Your task is to gather the lines below that hold the string "monitor".

[Stored data entries]
-- begin --
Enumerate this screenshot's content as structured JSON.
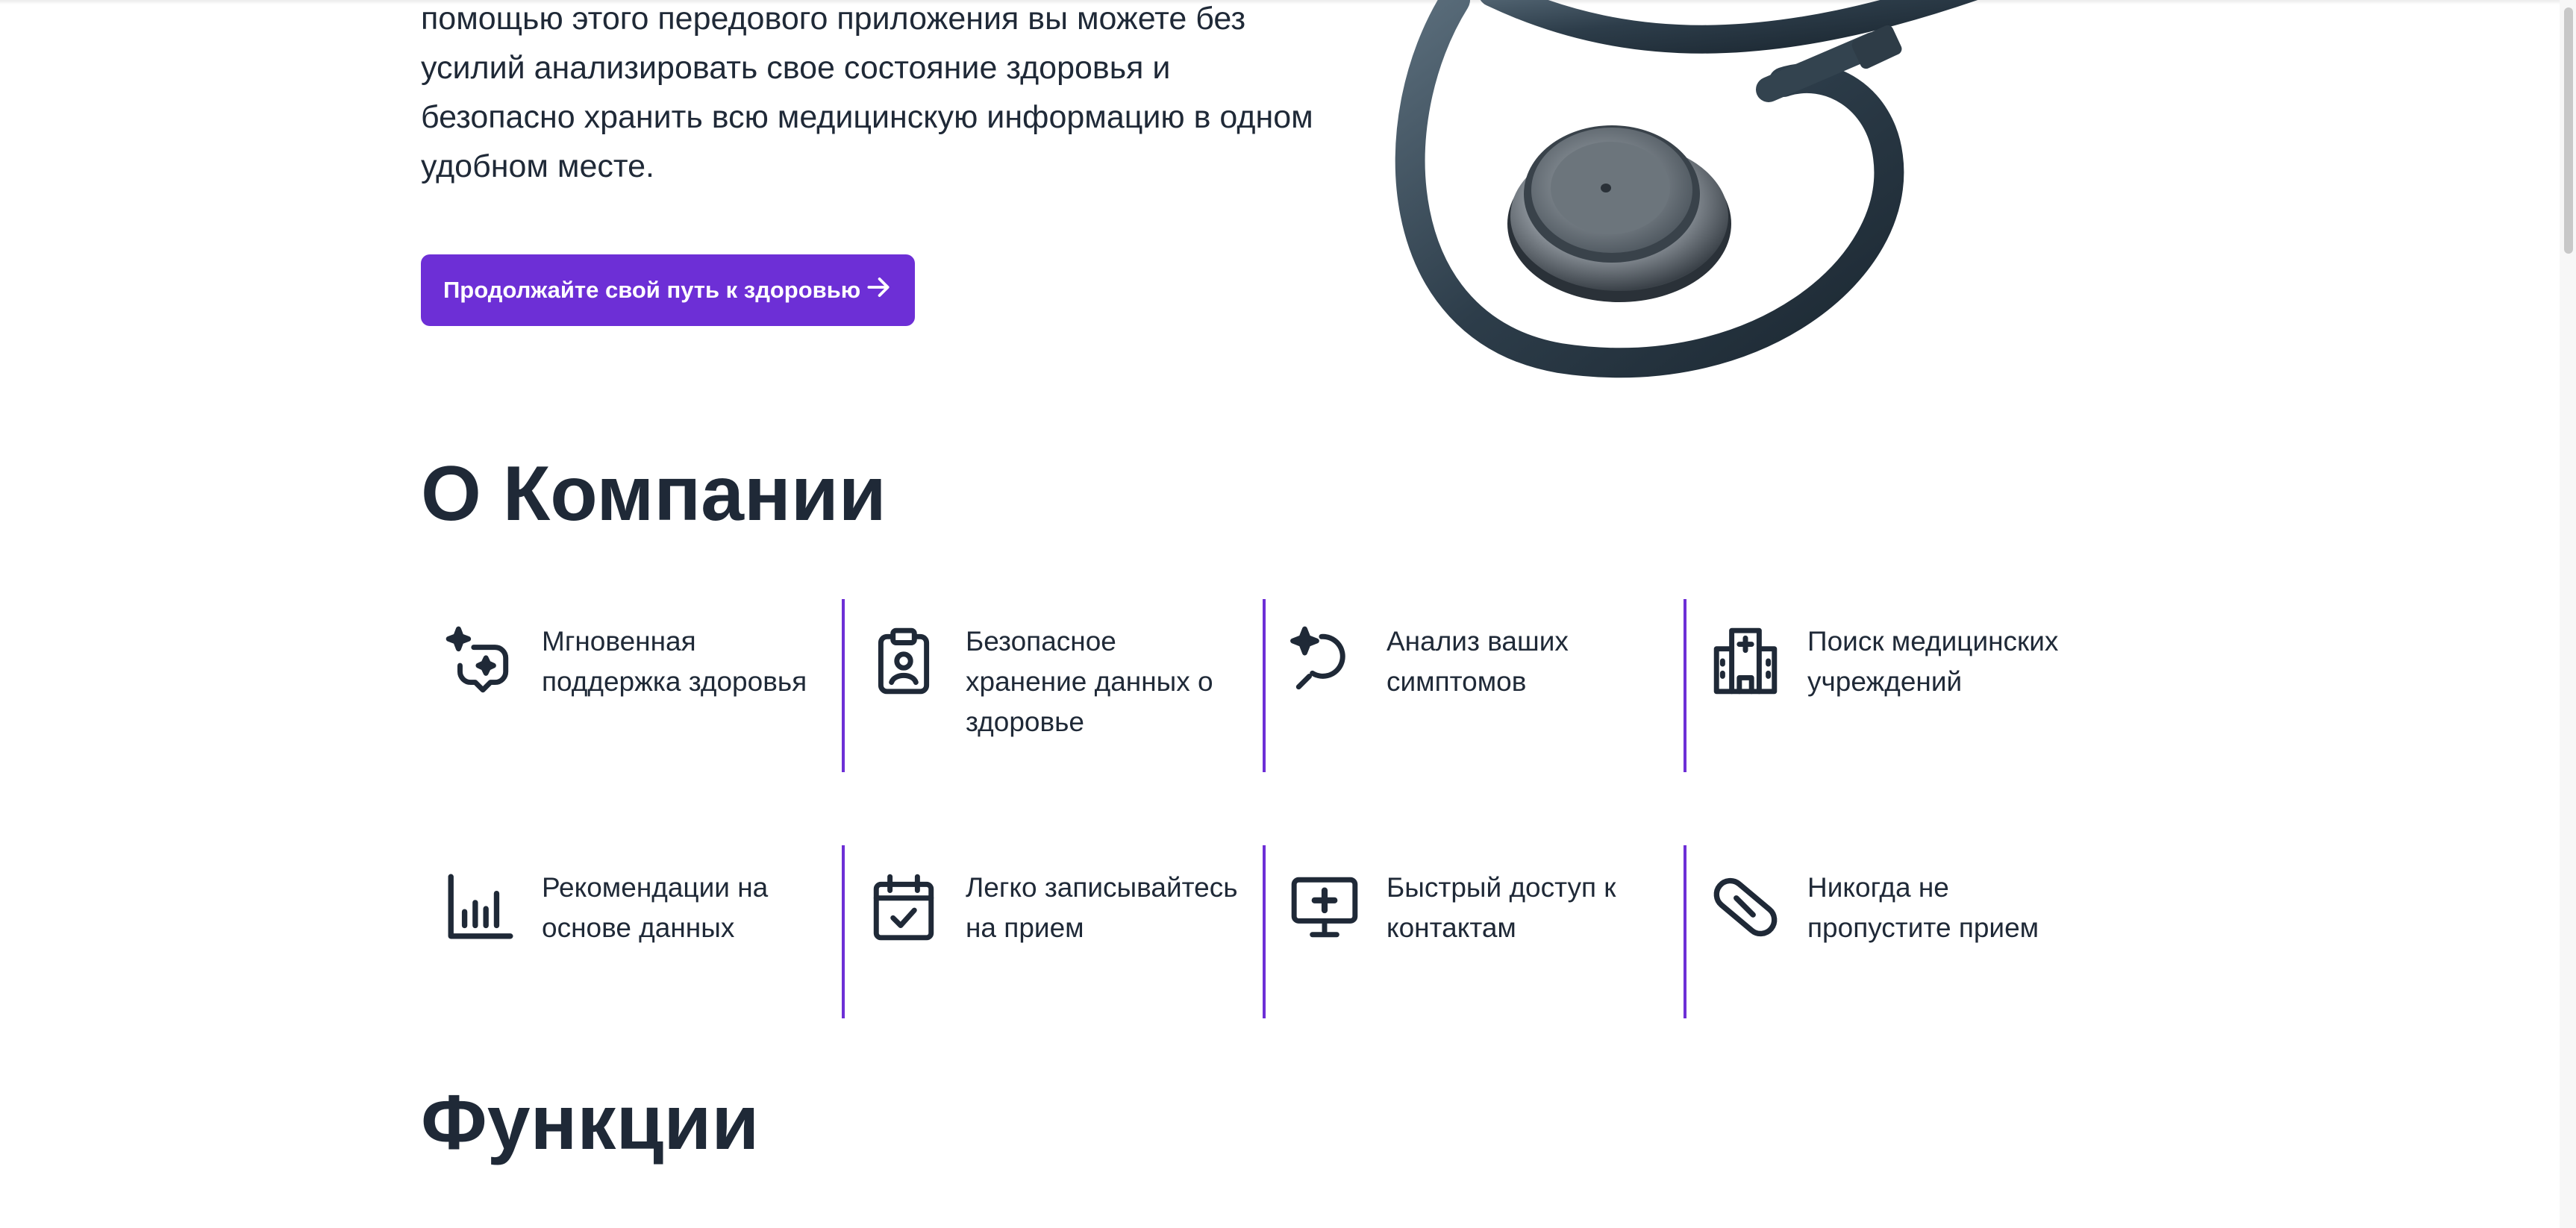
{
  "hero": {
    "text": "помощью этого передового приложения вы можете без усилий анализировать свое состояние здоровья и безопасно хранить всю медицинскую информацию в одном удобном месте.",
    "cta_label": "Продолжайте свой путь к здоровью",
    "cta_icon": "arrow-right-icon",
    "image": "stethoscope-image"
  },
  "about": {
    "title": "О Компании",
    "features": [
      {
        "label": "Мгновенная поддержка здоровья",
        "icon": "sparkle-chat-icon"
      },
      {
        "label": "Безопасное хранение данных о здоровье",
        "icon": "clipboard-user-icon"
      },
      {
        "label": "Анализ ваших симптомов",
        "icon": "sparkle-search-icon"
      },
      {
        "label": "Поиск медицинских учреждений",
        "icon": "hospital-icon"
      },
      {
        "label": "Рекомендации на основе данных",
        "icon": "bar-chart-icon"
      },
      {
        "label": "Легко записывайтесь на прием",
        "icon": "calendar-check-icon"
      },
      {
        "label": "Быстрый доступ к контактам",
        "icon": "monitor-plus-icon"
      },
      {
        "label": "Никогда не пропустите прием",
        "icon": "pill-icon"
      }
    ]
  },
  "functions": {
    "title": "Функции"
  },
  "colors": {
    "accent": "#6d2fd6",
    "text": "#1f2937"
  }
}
-- end --
-- begin --
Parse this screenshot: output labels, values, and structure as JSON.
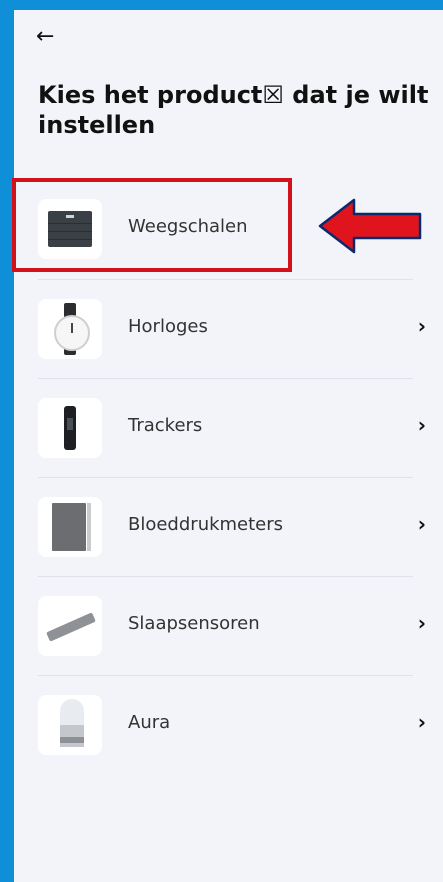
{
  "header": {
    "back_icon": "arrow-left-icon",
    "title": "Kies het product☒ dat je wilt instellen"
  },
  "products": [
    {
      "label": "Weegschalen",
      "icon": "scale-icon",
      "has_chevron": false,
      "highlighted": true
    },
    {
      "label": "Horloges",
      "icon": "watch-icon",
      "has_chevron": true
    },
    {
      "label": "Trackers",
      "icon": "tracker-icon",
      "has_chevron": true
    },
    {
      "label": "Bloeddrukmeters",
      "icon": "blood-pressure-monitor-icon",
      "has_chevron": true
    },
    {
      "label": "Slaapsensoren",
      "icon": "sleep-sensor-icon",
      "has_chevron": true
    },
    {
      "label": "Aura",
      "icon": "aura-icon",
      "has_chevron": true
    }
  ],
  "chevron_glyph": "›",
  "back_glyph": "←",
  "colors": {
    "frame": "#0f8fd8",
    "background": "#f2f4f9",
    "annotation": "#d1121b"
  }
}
-- end --
-- begin --
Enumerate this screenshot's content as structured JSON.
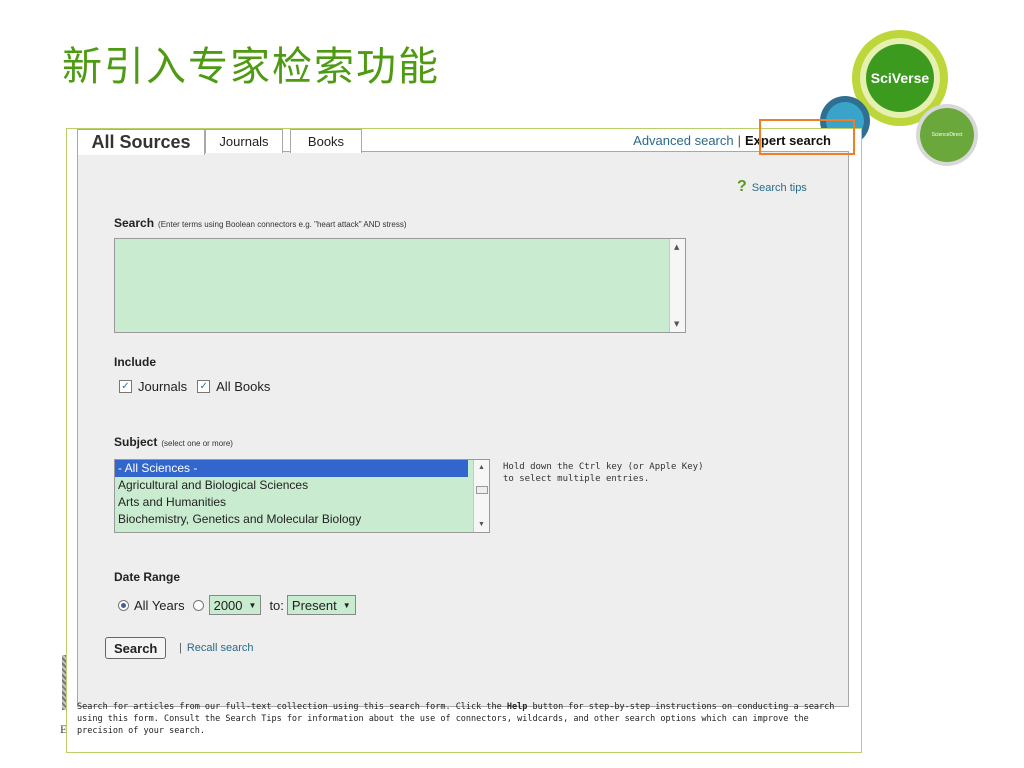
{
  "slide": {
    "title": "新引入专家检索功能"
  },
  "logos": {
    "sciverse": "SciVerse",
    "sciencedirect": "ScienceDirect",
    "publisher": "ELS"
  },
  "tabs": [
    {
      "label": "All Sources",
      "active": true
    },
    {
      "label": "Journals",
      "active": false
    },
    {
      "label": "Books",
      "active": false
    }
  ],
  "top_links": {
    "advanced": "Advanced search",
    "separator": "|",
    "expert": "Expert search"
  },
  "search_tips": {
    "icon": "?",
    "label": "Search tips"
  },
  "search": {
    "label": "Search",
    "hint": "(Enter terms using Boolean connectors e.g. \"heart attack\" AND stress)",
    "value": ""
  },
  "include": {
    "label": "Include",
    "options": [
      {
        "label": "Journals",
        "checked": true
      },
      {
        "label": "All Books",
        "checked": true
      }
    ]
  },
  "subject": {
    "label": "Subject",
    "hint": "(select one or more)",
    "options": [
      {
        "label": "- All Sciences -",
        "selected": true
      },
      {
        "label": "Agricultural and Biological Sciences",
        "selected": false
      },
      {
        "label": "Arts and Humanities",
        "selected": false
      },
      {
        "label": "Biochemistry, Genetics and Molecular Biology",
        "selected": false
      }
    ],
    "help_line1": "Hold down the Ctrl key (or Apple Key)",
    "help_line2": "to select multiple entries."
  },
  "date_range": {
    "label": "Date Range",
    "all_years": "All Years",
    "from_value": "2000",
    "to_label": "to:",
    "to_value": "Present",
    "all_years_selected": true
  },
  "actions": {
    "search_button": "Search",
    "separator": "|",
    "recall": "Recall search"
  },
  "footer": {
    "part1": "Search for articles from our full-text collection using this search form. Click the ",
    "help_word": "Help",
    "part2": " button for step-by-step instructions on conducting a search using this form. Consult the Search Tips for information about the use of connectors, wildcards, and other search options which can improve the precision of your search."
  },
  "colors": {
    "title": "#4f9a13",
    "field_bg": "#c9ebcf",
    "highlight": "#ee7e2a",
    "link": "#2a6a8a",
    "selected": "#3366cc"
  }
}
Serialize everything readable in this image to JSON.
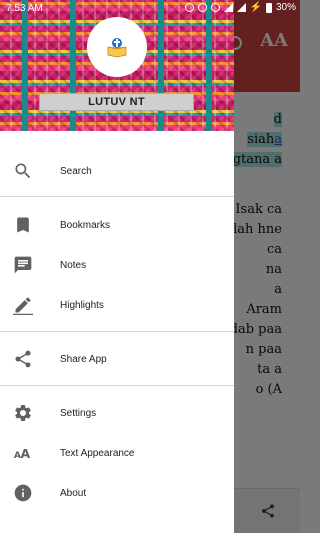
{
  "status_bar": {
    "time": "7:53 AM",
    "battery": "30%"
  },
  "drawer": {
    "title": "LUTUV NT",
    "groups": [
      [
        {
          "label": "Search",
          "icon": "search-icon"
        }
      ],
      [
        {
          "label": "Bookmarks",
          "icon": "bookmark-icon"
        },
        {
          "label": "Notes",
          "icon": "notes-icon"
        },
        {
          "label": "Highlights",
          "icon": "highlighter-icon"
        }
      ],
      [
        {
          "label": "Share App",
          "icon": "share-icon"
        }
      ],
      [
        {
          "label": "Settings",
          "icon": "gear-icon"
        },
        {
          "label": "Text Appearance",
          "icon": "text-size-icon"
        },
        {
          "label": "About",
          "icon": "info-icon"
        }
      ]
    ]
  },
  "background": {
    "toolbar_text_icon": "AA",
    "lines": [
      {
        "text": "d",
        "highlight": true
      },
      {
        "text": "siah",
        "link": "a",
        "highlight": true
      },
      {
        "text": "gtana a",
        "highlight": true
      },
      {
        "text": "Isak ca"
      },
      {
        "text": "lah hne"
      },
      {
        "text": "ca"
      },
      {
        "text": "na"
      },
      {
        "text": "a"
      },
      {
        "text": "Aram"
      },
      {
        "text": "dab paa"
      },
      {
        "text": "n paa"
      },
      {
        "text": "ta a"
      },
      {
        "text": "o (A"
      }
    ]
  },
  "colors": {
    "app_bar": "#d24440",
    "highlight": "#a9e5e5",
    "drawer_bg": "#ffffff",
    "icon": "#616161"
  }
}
-- end --
-- Solution to the exercise --
        "icon": "monitor-plus-icon"
      "icon": "blood-pressure-monitor-icon",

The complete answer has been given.